● Data extract:

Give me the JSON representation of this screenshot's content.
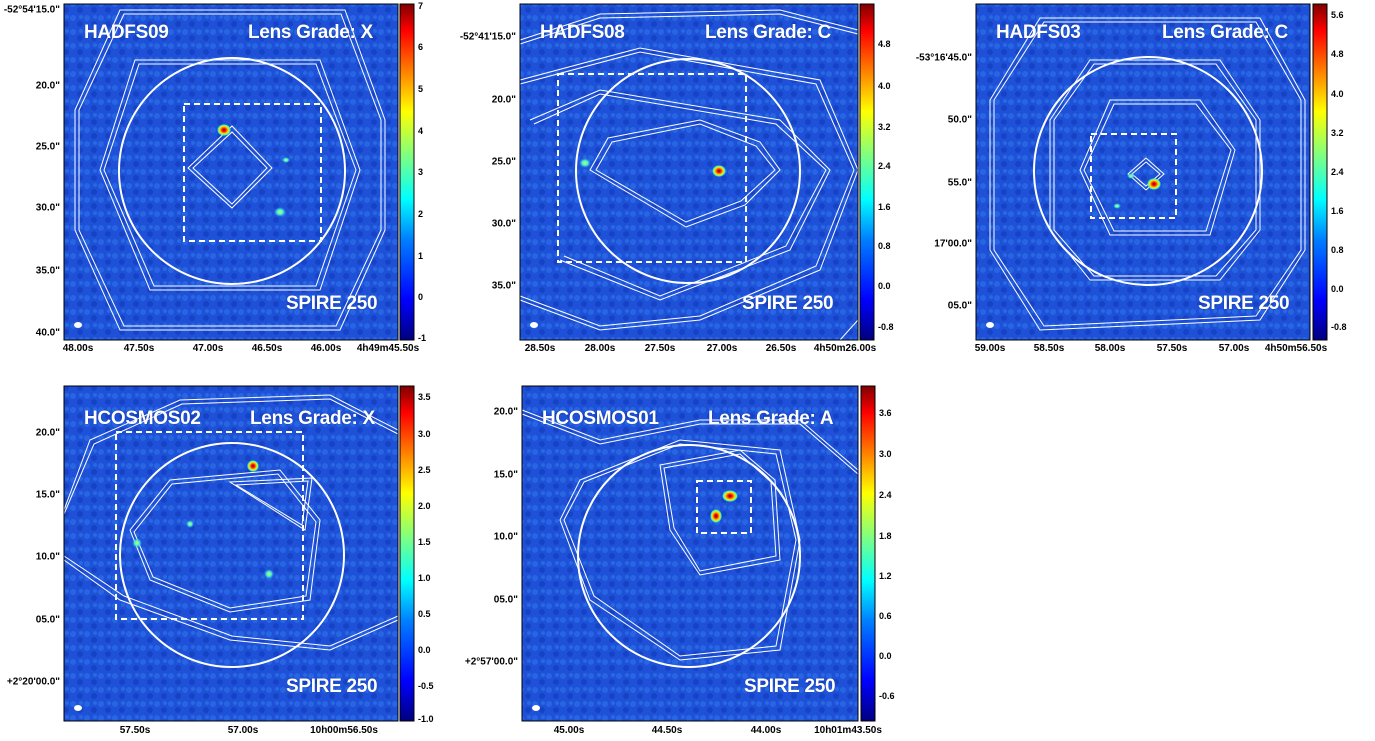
{
  "colors": {
    "map_background": "#1e4fd8",
    "contour": "#ffffff",
    "colorbar_stops": [
      "#00007f",
      "#0000ff",
      "#0080ff",
      "#00ffff",
      "#80ff80",
      "#ffff00",
      "#ff8000",
      "#ff0000",
      "#7f0000"
    ]
  },
  "panels": [
    {
      "id": "hadfs09",
      "name": "HADFS09",
      "grade": "Lens Grade: X",
      "band": "SPIRE 250",
      "y_ticks": [
        "-52°54'15.0\"",
        "20.0\"",
        "25.0\"",
        "30.0\"",
        "35.0\"",
        "40.0\""
      ],
      "x_ticks": [
        "48.00s",
        "47.50s",
        "47.00s",
        "46.50s",
        "46.00s",
        "4h49m45.50s"
      ],
      "colorbar_ticks": [
        "7",
        "6",
        "5",
        "4",
        "3",
        "2",
        "1",
        "0",
        "-1"
      ]
    },
    {
      "id": "hadfs08",
      "name": "HADFS08",
      "grade": "Lens Grade: C",
      "band": "SPIRE 250",
      "y_ticks": [
        "-52°41'15.0\"",
        "20.0\"",
        "25.0\"",
        "30.0\"",
        "35.0\""
      ],
      "x_ticks": [
        "28.50s",
        "28.00s",
        "27.50s",
        "27.00s",
        "26.50s",
        "4h50m26.00s"
      ],
      "colorbar_ticks": [
        "4.8",
        "4.0",
        "3.2",
        "2.4",
        "1.6",
        "0.8",
        "0.0",
        "-0.8"
      ]
    },
    {
      "id": "hadfs03",
      "name": "HADFS03",
      "grade": "Lens Grade: C",
      "band": "SPIRE 250",
      "y_ticks": [
        "-53°16'45.0\"",
        "50.0\"",
        "55.0\"",
        "17'00.0\"",
        "05.0\""
      ],
      "x_ticks": [
        "59.00s",
        "58.50s",
        "58.00s",
        "57.50s",
        "57.00s",
        "4h50m56.50s"
      ],
      "colorbar_ticks": [
        "5.6",
        "4.8",
        "4.0",
        "3.2",
        "2.4",
        "1.6",
        "0.8",
        "0.0",
        "-0.8"
      ]
    },
    {
      "id": "hcosmos02",
      "name": "HCOSMOS02",
      "grade": "Lens Grade: X",
      "band": "SPIRE 250",
      "y_ticks": [
        "20.0\"",
        "15.0\"",
        "10.0\"",
        "05.0\"",
        "+2°20'00.0\""
      ],
      "x_ticks": [
        "57.50s",
        "57.00s",
        "10h00m56.50s"
      ],
      "colorbar_ticks": [
        "3.5",
        "3.0",
        "2.5",
        "2.0",
        "1.5",
        "1.0",
        "0.5",
        "0.0",
        "-0.5",
        "-1.0"
      ]
    },
    {
      "id": "hcosmos01",
      "name": "HCOSMOS01",
      "grade": "Lens Grade: A",
      "band": "SPIRE 250",
      "y_ticks": [
        "20.0\"",
        "15.0\"",
        "10.0\"",
        "05.0\"",
        "+2°57'00.0\""
      ],
      "x_ticks": [
        "45.00s",
        "44.50s",
        "44.00s",
        "10h01m43.50s"
      ],
      "colorbar_ticks": [
        "3.6",
        "3.0",
        "2.4",
        "1.8",
        "1.2",
        "0.6",
        "0.0",
        "-0.6"
      ]
    }
  ]
}
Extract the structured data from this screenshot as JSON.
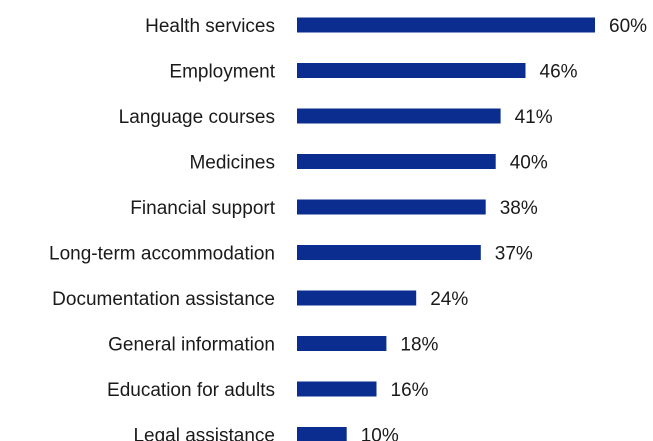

● Goal: Transcribe every line from the records above without alteration, and leave out the images.

● Full solution:
Give me the JSON representation of this screenshot's content.
{
  "colors": {
    "map_background": "#1e4fd8",
    "contour": "#ffffff",
    "colorbar_stops": [
      "#00007f",
      "#0000ff",
      "#0080ff",
      "#00ffff",
      "#80ff80",
      "#ffff00",
      "#ff8000",
      "#ff0000",
      "#7f0000"
    ]
  },
  "panels": [
    {
      "id": "hadfs09",
      "name": "HADFS09",
      "grade": "Lens Grade: X",
      "band": "SPIRE 250",
      "y_ticks": [
        "-52°54'15.0\"",
        "20.0\"",
        "25.0\"",
        "30.0\"",
        "35.0\"",
        "40.0\""
      ],
      "x_ticks": [
        "48.00s",
        "47.50s",
        "47.00s",
        "46.50s",
        "46.00s",
        "4h49m45.50s"
      ],
      "colorbar_ticks": [
        "7",
        "6",
        "5",
        "4",
        "3",
        "2",
        "1",
        "0",
        "-1"
      ]
    },
    {
      "id": "hadfs08",
      "name": "HADFS08",
      "grade": "Lens Grade: C",
      "band": "SPIRE 250",
      "y_ticks": [
        "-52°41'15.0\"",
        "20.0\"",
        "25.0\"",
        "30.0\"",
        "35.0\""
      ],
      "x_ticks": [
        "28.50s",
        "28.00s",
        "27.50s",
        "27.00s",
        "26.50s",
        "4h50m26.00s"
      ],
      "colorbar_ticks": [
        "4.8",
        "4.0",
        "3.2",
        "2.4",
        "1.6",
        "0.8",
        "0.0",
        "-0.8"
      ]
    },
    {
      "id": "hadfs03",
      "name": "HADFS03",
      "grade": "Lens Grade: C",
      "band": "SPIRE 250",
      "y_ticks": [
        "-53°16'45.0\"",
        "50.0\"",
        "55.0\"",
        "17'00.0\"",
        "05.0\""
      ],
      "x_ticks": [
        "59.00s",
        "58.50s",
        "58.00s",
        "57.50s",
        "57.00s",
        "4h50m56.50s"
      ],
      "colorbar_ticks": [
        "5.6",
        "4.8",
        "4.0",
        "3.2",
        "2.4",
        "1.6",
        "0.8",
        "0.0",
        "-0.8"
      ]
    },
    {
      "id": "hcosmos02",
      "name": "HCOSMOS02",
      "grade": "Lens Grade: X",
      "band": "SPIRE 250",
      "y_ticks": [
        "20.0\"",
        "15.0\"",
        "10.0\"",
        "05.0\"",
        "+2°20'00.0\""
      ],
      "x_ticks": [
        "57.50s",
        "57.00s",
        "10h00m56.50s"
      ],
      "colorbar_ticks": [
        "3.5",
        "3.0",
        "2.5",
        "2.0",
        "1.5",
        "1.0",
        "0.5",
        "0.0",
        "-0.5",
        "-1.0"
      ]
    },
    {
      "id": "hcosmos01",
      "name": "HCOSMOS01",
      "grade": "Lens Grade: A",
      "band": "SPIRE 250",
      "y_ticks": [
        "20.0\"",
        "15.0\"",
        "10.0\"",
        "05.0\"",
        "+2°57'00.0\""
      ],
      "x_ticks": [
        "45.00s",
        "44.50s",
        "44.00s",
        "10h01m43.50s"
      ],
      "colorbar_ticks": [
        "3.6",
        "3.0",
        "2.4",
        "1.8",
        "1.2",
        "0.6",
        "0.0",
        "-0.6"
      ]
    }
  ]
}
Extract the structured data from this screenshot as JSON.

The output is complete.